## Bloco de texto
_ _ _ _ _
Houve algum episódio marcante — positivo ou negativo — que impactou sua identidade e autoestima nessa época?
Sim, vários. Um muito significativo foi a primeira vez que cantei para um público. A música era Fale com Jesus, da Shirley Carvalhaes. A minha prima Priscila me colocou para cantar num púlpito. Eu tinha uns 6 anos. Lembro de subir, fechar os olhos e soltar a voz para a minha primeira plateia. Foi marcante demais.
Em que momento você começou a identificar sua sensibilidade artística como uma ferramenta de resistência?
Quando comecei a compor. Sempre tive dificuldade em escrever sobre romance, porque para uma travesti esse é um espaço muito dolorido. Então, o que vinha nas minhas composições eram minhas dores, minha vida, minhas existências. Na música Arsenal, falo sobre o que vivi na igreja, sobre pegar ônibus e andar na rua enquanto um corpo travesti. Ter a música como forma de dizer quem eu sou é maravilhoso. É onde encontro sensibilidade e coragem para colocar na caneta o que está no meu coração.
Lutas, Preconceitos e Enfrentamentos
Quais foram os principais preconceitos e barreiras que você enfrentou ao longo do caminho?
Ser uma travesti cantora no Brasil é enfrentar muita dificuldade para ser validada. Festivais e produtoras são dominados por homens heterocis. Entrar nesses espaços é muito difícil para corpos dissidentes. Não é impossível, mas parece que precisamos entregar muito mais. E isso cansa.
Como você lidou emocionalmente com esses episódios? Existiu alguma fé, arte ou rede de apoio que te segurou?
A minha mãe é uma rede de apoio muito importante. Quando o mundo diz “não”, ter uma mãe que acredita e ama a minha voz faz toda a diferença. Pessoas LGBT muitas vezes não têm compreensão em casa, eu tive o privilégio de ser entendida, abraçada e honrada pelos meus pais. Isso é um refúgio indescritível.
Você recebeu apoio da família, amigos ou comunidade? Ou trilhou o caminho mais sozinha?
As duas coisas. Recebi apoio dos meus familiares, amigos e pares, mas ainda assim, a caminhada é solitária.
A Voz, a Arte e o Chamado
Você diz que a voz foi seu primeiro abrigo e sua primeira forma de luta. O que isso significa para você?
Significa que eu quero transformar isso em larga escala. Desejo que esse “rio que me atravessa” não só me atravesse, mas toque outras Biancas e outras pessoas que se identifiquem com minha música e minha arte.
Quando percebeu que tinha talento especial para cantar?
Cantando coisas da minha infância, Racionais, RBD. Lembro das primeiras vezes cantando em playback e minha mãe dizendo: “Nossa, como você canta bem!”. Depois, a igreja me deu muitas oportunidades. A validação externa também foi importante.
Você chegou a fazer aulas ou tudo nasceu da vivência?
As duas coisas. Aprendi tudo na vivência e na necessidade. Por causa dessa necessidade, procurei corais e espaços na igreja, sempre pedindo oportunidade para cantar.
Primeiras Apresentações e Início da Carreira
Qual foi sua primeira apresentação pública?
_ _ _ _ _
## Instruções do exercício
Pode continuar a entrevista com a cantora a partir do ponto em que ela foi interrompida? As entradas não têm nenhum papel nesta tarefa.
_ _ _ _ _
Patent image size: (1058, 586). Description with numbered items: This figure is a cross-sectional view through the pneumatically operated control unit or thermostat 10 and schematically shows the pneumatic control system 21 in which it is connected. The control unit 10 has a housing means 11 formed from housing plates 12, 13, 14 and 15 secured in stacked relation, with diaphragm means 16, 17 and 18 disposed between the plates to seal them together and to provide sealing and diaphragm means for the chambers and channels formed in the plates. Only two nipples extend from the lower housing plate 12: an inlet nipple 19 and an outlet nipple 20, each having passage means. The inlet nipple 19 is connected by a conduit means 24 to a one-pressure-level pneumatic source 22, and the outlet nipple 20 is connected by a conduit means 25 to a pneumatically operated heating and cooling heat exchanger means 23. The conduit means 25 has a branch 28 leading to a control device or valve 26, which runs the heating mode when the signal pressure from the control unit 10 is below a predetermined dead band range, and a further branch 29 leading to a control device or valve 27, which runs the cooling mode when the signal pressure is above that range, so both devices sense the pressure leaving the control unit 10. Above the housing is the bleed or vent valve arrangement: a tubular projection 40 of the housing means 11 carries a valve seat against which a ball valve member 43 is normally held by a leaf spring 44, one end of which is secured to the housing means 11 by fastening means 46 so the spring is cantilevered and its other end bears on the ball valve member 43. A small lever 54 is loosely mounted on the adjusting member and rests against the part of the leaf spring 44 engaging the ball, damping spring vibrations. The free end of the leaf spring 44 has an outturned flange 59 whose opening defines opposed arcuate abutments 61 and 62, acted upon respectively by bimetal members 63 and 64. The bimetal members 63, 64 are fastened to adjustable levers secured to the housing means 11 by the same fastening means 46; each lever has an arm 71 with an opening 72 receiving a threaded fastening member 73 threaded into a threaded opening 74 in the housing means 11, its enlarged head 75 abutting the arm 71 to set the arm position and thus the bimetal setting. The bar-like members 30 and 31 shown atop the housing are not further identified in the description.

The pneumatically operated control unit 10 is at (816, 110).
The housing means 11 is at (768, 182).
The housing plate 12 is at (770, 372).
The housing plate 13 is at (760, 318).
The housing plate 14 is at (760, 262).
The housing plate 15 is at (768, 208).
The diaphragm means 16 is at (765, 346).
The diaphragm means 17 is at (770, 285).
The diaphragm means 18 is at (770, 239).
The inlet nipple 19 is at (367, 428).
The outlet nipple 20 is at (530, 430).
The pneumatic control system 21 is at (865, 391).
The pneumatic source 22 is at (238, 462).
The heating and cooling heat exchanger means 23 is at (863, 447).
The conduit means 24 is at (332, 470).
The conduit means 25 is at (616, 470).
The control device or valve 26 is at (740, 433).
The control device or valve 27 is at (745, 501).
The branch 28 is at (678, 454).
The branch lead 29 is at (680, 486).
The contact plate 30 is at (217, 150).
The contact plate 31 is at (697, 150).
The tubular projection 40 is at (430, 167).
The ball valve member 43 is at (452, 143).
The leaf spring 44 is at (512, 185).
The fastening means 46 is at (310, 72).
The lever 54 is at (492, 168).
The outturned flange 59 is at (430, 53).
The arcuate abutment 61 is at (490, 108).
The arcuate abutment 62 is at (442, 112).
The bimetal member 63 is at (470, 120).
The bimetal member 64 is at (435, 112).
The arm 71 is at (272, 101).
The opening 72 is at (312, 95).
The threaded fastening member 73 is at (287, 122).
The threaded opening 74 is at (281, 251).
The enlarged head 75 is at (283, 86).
_ _ _ _ _
## Resposta do exercício
Foi na igreja, com a minha prima. Eu fechei os olhos e só senti o momento. Eu tinha 6 anos, e cantei Fale com Jesus.
Como foi participar das audições do The Voice Brasil 2023?
Foi um processo longo e cansativo. Não consegui cantar ao vivo porque cheguei na última leva, quando o programa já estava no ar. Mas foi maravilhoso conhecer outros artistas. A experiência moldou meu caráter e a maturidade da minha voz, e reforçou que é isso que quero para a minha vida.
Quando decidiu seguir carreira de forma independente?
Foi algo imposto pelo universo: “é isso ou isso”. Eu sou uma artista, e isso pulsa. Os desafios são muitos, investimento, oportunidades, mas faz sentido para mim, apesar das dores.

Linguagens Musicais e Identidade Artística
Você foi a primeira travesti a lançar um funk consciente paulista. Como nasceu “Melodia do Impossível”?
Nasceu das minhas escolhas musicais. Eu escuto muito MC Hariel e outros artistas do funk consciente. Encontrei no funk uma forma de expressar esperança, não apenas dor. No refrão, falo de fé e da minha trajetória como um corpo trans.
O que significa misturar espiritualidade, rua, dor, fé e sensualidade na sua música?
Significa poder. Muito além do que foi imposto ao meu corpo. Enquanto a sociedade pensa as esquinas para uma travesti, eu penso fé, música, dor, sensualidade e possibilidade.
Você já passou por funk, trap e agora vive o dancehall. Essas mudanças refletem suas fases de vida?
Totalmente. O encontro com o Dancehall foi surreal, é uma cultura inclusiva para corpos trans. Ele traz paz, amor e a possibilidade de existir à minha maneira.

Em qual desses gêneros sua alma se expressa com mais liberdade hoje?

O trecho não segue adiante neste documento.